Look through the lines below and extract any with the word "Seite".
======== Record extracts
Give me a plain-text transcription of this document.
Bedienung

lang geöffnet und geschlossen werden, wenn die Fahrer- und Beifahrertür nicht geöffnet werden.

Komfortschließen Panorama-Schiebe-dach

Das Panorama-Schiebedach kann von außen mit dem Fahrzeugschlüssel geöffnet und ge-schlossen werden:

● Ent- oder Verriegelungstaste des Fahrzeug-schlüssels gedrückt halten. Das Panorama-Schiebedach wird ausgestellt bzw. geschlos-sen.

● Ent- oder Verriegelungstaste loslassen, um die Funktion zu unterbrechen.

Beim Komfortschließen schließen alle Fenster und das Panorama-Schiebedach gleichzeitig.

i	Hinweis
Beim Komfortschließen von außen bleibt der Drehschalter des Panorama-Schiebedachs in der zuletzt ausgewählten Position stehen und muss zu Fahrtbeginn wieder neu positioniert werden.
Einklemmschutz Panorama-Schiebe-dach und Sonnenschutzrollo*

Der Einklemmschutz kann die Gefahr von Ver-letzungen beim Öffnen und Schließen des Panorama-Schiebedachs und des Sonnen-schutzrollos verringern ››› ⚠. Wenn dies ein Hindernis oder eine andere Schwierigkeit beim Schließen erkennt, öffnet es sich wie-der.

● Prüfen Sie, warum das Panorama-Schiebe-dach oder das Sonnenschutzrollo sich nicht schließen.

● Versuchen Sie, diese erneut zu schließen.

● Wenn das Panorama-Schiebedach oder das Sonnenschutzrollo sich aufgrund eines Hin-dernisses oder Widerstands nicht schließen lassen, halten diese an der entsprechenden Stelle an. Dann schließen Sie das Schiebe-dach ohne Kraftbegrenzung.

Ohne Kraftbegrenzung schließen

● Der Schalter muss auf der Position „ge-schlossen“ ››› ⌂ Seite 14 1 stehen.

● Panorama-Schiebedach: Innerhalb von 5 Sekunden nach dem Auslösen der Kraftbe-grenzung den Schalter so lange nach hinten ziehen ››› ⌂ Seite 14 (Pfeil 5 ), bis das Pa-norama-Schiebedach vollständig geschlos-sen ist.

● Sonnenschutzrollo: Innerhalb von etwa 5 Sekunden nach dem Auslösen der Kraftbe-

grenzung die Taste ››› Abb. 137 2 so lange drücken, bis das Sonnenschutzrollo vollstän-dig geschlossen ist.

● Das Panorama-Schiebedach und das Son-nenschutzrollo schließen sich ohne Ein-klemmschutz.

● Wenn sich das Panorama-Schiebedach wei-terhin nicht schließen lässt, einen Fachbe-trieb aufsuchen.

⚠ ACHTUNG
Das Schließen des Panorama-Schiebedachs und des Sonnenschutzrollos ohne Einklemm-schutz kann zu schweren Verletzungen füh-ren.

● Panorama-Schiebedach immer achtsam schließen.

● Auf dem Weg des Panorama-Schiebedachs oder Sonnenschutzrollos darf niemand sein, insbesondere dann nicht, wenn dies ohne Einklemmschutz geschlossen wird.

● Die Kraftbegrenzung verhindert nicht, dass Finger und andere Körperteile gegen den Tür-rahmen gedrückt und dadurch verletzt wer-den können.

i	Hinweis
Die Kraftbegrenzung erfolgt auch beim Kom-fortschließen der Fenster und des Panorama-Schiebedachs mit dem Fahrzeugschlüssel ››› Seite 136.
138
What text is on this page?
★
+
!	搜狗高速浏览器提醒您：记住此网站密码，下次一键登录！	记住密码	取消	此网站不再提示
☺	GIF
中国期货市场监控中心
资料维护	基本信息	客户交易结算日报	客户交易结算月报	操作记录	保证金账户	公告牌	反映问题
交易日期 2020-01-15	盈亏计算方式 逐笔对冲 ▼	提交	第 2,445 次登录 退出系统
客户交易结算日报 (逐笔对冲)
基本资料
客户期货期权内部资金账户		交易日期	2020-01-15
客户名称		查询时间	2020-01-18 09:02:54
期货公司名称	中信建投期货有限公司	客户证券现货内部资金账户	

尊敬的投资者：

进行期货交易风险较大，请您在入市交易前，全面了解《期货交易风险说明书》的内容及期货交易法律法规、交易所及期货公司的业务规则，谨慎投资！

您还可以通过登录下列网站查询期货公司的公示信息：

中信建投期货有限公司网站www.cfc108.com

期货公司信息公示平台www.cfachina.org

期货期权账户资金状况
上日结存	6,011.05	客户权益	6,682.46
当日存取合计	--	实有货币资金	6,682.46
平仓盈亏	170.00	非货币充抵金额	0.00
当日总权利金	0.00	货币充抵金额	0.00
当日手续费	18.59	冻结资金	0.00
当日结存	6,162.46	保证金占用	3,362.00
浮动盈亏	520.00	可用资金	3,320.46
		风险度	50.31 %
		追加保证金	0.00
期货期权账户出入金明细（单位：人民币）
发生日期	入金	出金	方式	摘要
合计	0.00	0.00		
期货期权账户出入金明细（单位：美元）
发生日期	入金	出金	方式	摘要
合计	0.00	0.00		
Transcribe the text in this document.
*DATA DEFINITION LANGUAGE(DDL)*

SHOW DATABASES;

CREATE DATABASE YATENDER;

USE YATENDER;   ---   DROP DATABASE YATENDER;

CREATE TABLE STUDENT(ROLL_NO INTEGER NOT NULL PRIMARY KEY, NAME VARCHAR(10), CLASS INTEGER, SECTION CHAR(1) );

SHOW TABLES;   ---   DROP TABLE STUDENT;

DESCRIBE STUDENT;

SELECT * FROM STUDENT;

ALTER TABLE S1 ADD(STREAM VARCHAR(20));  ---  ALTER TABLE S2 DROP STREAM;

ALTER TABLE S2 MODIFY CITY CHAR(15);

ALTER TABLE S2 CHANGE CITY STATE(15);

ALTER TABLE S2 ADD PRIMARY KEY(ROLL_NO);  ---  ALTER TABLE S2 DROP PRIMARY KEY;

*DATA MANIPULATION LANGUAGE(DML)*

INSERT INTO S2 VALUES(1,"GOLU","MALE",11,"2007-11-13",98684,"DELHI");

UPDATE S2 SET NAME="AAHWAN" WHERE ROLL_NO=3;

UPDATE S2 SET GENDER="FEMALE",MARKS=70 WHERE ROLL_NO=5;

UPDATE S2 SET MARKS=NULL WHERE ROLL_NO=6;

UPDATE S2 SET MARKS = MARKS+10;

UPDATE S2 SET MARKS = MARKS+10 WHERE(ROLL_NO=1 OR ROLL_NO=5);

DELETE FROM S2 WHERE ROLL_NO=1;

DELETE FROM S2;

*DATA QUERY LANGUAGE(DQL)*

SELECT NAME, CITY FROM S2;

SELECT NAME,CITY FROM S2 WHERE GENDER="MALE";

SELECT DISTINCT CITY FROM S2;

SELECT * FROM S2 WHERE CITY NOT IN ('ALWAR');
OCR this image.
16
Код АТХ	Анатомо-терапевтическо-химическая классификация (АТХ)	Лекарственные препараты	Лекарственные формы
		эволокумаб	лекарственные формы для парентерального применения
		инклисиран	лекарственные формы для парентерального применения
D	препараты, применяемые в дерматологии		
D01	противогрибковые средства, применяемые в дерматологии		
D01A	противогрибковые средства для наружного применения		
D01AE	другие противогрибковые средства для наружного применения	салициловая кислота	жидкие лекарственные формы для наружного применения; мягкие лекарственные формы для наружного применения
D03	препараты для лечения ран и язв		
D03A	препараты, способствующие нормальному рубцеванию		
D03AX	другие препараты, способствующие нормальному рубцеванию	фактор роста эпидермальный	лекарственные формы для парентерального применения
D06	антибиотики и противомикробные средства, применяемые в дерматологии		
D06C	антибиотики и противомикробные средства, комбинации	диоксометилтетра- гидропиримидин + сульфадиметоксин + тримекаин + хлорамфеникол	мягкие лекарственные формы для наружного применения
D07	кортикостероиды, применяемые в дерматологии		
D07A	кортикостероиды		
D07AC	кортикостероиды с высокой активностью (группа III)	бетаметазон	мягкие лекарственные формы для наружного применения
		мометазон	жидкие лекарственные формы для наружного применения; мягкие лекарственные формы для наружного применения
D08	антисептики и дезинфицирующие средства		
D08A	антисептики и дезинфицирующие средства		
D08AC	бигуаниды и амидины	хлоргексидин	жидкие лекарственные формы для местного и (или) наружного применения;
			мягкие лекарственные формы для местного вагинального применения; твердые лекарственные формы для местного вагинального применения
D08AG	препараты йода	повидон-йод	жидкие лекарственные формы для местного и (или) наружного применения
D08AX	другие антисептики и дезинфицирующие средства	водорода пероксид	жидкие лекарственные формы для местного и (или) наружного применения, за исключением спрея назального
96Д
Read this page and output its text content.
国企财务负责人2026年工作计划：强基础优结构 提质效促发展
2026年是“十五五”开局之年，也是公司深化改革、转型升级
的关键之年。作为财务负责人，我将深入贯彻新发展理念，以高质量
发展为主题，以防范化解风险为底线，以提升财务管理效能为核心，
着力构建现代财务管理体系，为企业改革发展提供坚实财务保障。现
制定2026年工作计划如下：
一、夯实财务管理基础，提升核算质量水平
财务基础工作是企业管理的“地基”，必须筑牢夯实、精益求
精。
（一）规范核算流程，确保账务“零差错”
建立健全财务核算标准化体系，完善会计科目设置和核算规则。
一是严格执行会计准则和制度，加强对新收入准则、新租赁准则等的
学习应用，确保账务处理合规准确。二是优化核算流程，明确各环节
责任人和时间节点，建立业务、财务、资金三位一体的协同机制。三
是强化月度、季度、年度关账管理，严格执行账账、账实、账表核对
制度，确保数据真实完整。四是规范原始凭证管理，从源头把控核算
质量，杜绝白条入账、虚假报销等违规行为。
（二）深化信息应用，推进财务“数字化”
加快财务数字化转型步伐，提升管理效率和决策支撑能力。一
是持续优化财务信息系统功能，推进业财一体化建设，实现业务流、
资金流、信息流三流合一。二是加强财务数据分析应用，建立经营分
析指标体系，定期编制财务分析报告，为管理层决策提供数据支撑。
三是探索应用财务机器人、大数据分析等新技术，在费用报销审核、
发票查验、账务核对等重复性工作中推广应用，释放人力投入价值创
================
_Exercise output_
● Der Schalter muss auf der Position „ge-schlossen“ ››› ⌂ Seite 14 1 stehen.
● Panorama-Schiebedach: Innerhalb von 5 Sekunden nach dem Auslösen der Kraftbe-grenzung den Schalter so lange nach hinten ziehen ››› ⌂ Seite 14 (Pfeil 5 ), bis das Pa-norama-Schiebedach vollständig geschlos-sen ist.
Die Kraftbegrenzung erfolgt auch beim Kom-fortschließen der Fenster und des Panorama-Schiebedachs mit dem Fahrzeugschlüssel ››› Seite 136.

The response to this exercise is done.